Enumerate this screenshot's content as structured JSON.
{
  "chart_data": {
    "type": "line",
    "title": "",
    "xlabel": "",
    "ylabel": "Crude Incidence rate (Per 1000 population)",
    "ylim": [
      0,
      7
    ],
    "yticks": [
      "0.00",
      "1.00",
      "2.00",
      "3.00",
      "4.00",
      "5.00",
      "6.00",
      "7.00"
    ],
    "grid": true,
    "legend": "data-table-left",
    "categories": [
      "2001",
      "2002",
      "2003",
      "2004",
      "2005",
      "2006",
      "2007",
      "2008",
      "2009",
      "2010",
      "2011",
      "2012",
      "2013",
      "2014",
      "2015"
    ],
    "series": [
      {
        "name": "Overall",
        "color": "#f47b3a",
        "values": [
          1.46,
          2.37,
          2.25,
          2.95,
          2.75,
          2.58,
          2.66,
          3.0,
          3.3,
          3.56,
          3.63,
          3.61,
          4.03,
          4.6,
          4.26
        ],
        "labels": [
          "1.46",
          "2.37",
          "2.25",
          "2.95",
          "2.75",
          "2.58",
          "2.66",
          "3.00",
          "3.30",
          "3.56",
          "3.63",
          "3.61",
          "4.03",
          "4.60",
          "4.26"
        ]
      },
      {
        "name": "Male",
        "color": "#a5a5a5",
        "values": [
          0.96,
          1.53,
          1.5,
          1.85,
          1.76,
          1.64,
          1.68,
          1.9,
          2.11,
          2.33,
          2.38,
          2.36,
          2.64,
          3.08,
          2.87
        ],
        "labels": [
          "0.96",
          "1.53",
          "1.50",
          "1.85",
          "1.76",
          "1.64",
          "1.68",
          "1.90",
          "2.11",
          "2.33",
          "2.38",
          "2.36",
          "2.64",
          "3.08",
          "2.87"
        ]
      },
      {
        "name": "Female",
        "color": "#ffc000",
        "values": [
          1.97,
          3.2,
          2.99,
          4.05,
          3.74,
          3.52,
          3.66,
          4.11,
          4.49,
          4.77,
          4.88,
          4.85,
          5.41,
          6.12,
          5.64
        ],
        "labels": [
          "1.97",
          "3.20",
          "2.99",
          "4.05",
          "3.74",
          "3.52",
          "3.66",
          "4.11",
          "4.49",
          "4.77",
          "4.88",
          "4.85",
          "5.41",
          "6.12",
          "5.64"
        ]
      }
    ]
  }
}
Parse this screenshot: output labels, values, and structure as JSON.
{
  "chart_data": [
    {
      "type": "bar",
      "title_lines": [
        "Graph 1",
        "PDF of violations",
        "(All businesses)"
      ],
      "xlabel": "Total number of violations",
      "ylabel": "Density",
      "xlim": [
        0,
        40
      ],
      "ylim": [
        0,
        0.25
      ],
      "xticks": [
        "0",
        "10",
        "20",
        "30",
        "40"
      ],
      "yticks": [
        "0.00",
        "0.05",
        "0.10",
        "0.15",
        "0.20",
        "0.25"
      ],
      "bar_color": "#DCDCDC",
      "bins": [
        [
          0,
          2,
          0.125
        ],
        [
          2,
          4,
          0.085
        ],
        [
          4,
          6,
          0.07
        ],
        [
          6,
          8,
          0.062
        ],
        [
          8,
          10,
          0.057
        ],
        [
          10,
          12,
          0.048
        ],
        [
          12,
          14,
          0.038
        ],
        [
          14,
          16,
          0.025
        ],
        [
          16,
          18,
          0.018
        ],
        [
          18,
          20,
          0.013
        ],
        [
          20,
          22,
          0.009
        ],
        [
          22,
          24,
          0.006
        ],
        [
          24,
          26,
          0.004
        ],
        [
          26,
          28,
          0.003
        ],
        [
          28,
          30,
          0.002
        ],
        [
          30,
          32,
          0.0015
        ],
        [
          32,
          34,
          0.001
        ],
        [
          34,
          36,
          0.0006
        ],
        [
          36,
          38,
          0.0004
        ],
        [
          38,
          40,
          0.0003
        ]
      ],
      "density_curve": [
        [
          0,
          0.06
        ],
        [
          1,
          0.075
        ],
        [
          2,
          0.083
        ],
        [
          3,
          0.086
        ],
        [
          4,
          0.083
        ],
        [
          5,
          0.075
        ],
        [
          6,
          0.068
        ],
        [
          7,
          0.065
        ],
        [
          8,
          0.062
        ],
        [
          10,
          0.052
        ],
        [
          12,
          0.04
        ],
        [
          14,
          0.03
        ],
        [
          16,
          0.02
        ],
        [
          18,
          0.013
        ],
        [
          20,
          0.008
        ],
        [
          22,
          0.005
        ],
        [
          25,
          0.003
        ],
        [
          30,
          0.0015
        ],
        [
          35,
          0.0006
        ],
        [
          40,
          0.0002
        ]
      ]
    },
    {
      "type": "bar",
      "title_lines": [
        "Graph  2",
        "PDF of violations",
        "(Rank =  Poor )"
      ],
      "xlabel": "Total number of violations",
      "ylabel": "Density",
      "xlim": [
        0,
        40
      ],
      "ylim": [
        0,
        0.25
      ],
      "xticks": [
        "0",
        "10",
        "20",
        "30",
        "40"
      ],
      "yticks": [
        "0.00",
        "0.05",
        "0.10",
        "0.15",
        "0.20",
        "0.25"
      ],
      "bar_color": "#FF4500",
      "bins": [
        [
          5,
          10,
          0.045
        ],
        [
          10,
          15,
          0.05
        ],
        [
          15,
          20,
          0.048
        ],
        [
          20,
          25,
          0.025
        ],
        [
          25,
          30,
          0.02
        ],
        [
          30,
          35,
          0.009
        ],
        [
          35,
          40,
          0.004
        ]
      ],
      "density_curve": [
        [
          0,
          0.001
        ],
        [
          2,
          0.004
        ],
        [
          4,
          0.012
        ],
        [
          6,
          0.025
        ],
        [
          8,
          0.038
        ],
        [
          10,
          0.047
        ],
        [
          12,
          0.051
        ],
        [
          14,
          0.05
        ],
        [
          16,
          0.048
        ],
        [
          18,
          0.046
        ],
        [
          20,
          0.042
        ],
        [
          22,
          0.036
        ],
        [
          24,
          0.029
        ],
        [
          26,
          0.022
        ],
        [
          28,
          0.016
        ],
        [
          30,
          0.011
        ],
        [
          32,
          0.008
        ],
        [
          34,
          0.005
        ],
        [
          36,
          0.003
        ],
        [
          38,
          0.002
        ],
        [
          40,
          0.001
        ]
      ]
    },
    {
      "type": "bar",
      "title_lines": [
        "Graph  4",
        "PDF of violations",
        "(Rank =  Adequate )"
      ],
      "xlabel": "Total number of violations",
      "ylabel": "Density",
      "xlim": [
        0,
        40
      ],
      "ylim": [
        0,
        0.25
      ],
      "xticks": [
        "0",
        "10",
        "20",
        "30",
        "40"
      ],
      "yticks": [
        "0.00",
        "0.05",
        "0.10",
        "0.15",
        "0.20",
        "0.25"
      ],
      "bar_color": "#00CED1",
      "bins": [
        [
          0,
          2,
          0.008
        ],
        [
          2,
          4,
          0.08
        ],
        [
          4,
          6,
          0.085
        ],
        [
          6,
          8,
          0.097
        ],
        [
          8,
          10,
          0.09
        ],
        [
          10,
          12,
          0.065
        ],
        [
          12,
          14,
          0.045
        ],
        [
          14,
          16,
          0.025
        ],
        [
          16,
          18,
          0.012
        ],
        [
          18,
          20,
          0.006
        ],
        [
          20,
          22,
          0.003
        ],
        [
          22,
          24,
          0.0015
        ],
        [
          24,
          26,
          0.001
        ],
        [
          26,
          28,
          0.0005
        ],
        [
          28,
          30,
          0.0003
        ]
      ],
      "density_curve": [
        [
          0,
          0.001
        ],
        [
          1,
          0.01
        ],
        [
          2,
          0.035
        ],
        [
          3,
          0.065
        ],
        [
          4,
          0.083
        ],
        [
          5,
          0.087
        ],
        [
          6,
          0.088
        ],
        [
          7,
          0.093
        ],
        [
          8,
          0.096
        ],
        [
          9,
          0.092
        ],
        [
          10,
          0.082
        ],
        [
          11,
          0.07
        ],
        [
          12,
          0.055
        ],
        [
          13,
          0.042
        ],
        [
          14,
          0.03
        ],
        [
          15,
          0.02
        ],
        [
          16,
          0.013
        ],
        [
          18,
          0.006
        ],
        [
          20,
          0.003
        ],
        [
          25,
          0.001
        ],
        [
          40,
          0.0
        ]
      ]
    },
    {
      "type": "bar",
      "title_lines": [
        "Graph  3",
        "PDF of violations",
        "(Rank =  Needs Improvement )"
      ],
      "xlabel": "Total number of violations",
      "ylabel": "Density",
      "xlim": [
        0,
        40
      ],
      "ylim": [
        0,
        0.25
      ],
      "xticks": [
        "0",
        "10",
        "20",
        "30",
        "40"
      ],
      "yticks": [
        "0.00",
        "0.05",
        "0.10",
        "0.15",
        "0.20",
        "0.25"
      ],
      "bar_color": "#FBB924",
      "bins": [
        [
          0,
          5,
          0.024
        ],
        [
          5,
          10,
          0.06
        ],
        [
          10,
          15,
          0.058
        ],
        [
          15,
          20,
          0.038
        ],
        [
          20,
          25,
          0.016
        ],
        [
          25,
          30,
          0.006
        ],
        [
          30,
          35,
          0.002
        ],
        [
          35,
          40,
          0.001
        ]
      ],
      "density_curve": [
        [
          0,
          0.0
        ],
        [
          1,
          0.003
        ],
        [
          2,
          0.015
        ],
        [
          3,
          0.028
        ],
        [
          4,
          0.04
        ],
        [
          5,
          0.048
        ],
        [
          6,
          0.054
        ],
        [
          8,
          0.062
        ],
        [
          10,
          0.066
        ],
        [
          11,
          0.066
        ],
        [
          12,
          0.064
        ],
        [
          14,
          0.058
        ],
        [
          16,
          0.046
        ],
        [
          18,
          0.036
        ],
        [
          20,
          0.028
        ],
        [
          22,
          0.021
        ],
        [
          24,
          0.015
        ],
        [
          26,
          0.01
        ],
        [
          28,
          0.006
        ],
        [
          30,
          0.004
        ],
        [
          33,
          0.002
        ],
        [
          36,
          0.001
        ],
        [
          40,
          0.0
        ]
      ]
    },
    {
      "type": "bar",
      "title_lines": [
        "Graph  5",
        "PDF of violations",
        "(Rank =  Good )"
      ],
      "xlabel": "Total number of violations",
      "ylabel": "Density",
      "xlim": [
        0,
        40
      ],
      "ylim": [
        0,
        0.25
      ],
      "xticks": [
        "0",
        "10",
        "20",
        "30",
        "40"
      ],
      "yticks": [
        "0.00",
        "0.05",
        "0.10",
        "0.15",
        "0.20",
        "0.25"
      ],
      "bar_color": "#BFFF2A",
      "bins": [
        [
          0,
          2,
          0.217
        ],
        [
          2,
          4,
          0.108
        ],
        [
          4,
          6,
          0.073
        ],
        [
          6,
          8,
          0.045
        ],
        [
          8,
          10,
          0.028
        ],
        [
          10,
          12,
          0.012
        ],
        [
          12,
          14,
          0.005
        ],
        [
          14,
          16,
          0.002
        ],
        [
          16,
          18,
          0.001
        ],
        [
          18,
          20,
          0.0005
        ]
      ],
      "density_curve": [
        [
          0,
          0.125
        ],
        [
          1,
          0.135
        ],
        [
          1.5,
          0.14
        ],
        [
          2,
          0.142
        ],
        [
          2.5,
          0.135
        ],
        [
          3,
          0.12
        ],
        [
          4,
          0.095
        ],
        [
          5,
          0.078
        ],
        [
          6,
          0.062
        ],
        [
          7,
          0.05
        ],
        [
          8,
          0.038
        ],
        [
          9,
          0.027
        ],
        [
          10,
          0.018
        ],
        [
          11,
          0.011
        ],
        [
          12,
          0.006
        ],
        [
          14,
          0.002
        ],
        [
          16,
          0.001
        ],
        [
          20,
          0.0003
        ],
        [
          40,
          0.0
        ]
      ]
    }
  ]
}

--*--

# [Your objective]
Looking at the data above, show all lines where the word "screenshot" occurs.

# [Response for this exercise]
Enumerate this screenshot's content as structured JSON.
Parse this screenshot: output labels, values, and structure as JSON.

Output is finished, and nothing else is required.